EXERCISE DETAILS
Each record is to be transcribed exactly.

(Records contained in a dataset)
▼▼▼
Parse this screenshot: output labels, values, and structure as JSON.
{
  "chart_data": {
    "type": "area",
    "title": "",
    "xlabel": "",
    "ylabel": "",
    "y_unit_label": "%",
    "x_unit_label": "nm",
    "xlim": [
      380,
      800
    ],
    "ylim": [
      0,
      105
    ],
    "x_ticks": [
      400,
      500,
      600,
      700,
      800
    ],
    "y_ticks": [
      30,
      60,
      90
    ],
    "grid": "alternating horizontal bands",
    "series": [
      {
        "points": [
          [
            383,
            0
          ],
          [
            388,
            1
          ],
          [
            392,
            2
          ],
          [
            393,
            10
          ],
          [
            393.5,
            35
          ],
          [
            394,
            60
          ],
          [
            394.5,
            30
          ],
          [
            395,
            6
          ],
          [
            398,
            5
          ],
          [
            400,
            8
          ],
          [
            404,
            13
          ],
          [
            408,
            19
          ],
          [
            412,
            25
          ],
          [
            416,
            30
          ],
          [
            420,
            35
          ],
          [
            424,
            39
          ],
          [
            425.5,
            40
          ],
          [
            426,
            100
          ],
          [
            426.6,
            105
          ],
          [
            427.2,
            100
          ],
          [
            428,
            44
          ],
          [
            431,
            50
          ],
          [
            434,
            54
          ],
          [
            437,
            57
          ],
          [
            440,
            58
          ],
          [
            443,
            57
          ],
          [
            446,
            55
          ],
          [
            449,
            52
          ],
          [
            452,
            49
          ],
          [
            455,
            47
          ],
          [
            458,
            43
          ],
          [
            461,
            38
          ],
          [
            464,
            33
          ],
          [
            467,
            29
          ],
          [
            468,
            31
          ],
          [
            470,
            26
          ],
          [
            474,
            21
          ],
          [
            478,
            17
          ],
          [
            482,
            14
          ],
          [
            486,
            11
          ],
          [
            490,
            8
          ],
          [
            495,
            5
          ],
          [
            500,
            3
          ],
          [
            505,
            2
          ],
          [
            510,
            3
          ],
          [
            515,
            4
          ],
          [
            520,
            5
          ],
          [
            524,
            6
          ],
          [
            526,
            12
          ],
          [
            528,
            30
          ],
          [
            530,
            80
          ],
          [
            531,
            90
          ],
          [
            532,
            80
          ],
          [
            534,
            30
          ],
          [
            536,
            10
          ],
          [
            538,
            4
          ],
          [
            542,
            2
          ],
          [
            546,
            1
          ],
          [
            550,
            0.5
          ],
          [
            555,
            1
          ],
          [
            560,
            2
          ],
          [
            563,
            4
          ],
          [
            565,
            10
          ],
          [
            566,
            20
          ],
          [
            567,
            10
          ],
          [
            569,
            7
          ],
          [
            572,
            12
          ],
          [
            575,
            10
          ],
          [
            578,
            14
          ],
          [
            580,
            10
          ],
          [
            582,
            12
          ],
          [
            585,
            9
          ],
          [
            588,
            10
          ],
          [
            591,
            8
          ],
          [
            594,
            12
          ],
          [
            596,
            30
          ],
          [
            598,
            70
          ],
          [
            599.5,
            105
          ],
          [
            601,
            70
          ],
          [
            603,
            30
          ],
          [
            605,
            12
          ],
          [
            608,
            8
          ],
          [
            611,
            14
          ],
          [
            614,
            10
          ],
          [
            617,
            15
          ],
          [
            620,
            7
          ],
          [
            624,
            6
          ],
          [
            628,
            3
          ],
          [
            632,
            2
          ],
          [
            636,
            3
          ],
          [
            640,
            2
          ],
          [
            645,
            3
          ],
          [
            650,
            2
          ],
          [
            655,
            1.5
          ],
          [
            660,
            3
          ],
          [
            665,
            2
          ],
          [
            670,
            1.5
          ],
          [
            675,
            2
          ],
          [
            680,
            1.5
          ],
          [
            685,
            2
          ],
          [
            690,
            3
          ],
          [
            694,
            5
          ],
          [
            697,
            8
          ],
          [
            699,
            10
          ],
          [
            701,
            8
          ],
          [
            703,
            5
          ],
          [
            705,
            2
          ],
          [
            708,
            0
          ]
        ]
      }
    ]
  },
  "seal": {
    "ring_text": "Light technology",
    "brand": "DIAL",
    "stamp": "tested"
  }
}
▲▲▲
WRITTEN RESPONSE
Parse this screenshot: output labels, values, and structure as JSON.
{
  "chart_data": {
    "type": "area",
    "title": "",
    "xlabel": "",
    "ylabel": "",
    "y_unit_label": "%",
    "x_unit_label": "nm",
    "xlim": [
      380,
      800
    ],
    "ylim": [
      0,
      105
    ],
    "x_ticks": [
      400,
      500,
      600,
      700,
      800
    ],
    "y_ticks": [
      30,
      60,
      90
    ],
    "grid": "alternating horizontal bands",
    "series": [
      {
        "points": [
          [
            383,
            0
          ],
          [
            388,
            1
          ],
          [
            392,
            2
          ],
          [
            393,
            10
          ],
          [
            393.5,
            35
          ],
          [
            394,
            60
          ],
          [
            394.5,
            30
          ],
          [
            395,
            6
          ],
          [
            398,
            5
          ],
          [
            400,
            8
          ],
          [
            404,
            13
          ],
          [
            408,
            19
          ],
          [
            412,
            25
          ],
          [
            416,
            30
          ],
          [
            420,
            35
          ],
          [
            424,
            39
          ],
          [
            425.5,
            40
          ],
          [
            426,
            100
          ],
          [
            426.6,
            105
          ],
          [
            427.2,
            100
          ],
          [
            428,
            44
          ],
          [
            431,
            50
          ],
          [
            434,
            54
          ],
          [
            437,
            57
          ],
          [
            440,
            58
          ],
          [
            443,
            57
          ],
          [
            446,
            55
          ],
          [
            449,
            52
          ],
          [
            452,
            49
          ],
          [
            455,
            47
          ],
          [
            458,
            43
          ],
          [
            461,
            38
          ],
          [
            464,
            33
          ],
          [
            467,
            29
          ],
          [
            468,
            31
          ],
          [
            470,
            26
          ],
          [
            474,
            21
          ],
          [
            478,
            17
          ],
          [
            482,
            14
          ],
          [
            486,
            11
          ],
          [
            490,
            8
          ],
          [
            495,
            5
          ],
          [
            500,
            3
          ],
          [
            505,
            2
          ],
          [
            510,
            3
          ],
          [
            515,
            4
          ],
          [
            520,
            5
          ],
          [
            524,
            6
          ],
          [
            526,
            12
          ],
          [
            528,
            30
          ],
          [
            530,
            80
          ],
          [
            531,
            90
          ],
          [
            532,
            80
          ],
          [
            534,
            30
          ],
          [
            536,
            10
          ],
          [
            538,
            4
          ],
          [
            542,
            2
          ],
          [
            546,
            1
          ],
          [
            550,
            0.5
          ],
          [
            555,
            1
          ],
          [
            560,
            2
          ],
          [
            563,
            4
          ],
          [
            565,
            10
          ],
          [
            566,
            20
          ],
          [
            567,
            10
          ],
          [
            569,
            7
          ],
          [
            572,
            12
          ],
          [
            575,
            10
          ],
          [
            578,
            14
          ],
          [
            580,
            10
          ],
          [
            582,
            12
          ],
          [
            585,
            9
          ],
          [
            588,
            10
          ],
          [
            591,
            8
          ],
          [
            594,
            12
          ],
          [
            596,
            30
          ],
          [
            598,
            70
          ],
          [
            599.5,
            105
          ],
          [
            601,
            70
          ],
          [
            603,
            30
          ],
          [
            605,
            12
          ],
          [
            608,
            8
          ],
          [
            611,
            14
          ],
          [
            614,
            10
          ],
          [
            617,
            15
          ],
          [
            620,
            7
          ],
          [
            624,
            6
          ],
          [
            628,
            3
          ],
          [
            632,
            2
          ],
          [
            636,
            3
          ],
          [
            640,
            2
          ],
          [
            645,
            3
          ],
          [
            650,
            2
          ],
          [
            655,
            1.5
          ],
          [
            660,
            3
          ],
          [
            665,
            2
          ],
          [
            670,
            1.5
          ],
          [
            675,
            2
          ],
          [
            680,
            1.5
          ],
          [
            685,
            2
          ],
          [
            690,
            3
          ],
          [
            694,
            5
          ],
          [
            697,
            8
          ],
          [
            699,
            10
          ],
          [
            701,
            8
          ],
          [
            703,
            5
          ],
          [
            705,
            2
          ],
          [
            708,
            0
          ]
        ]
      }
    ]
  },
  "seal": {
    "ring_text": "Light technology",
    "brand": "DIAL",
    "stamp": "tested"
  }
}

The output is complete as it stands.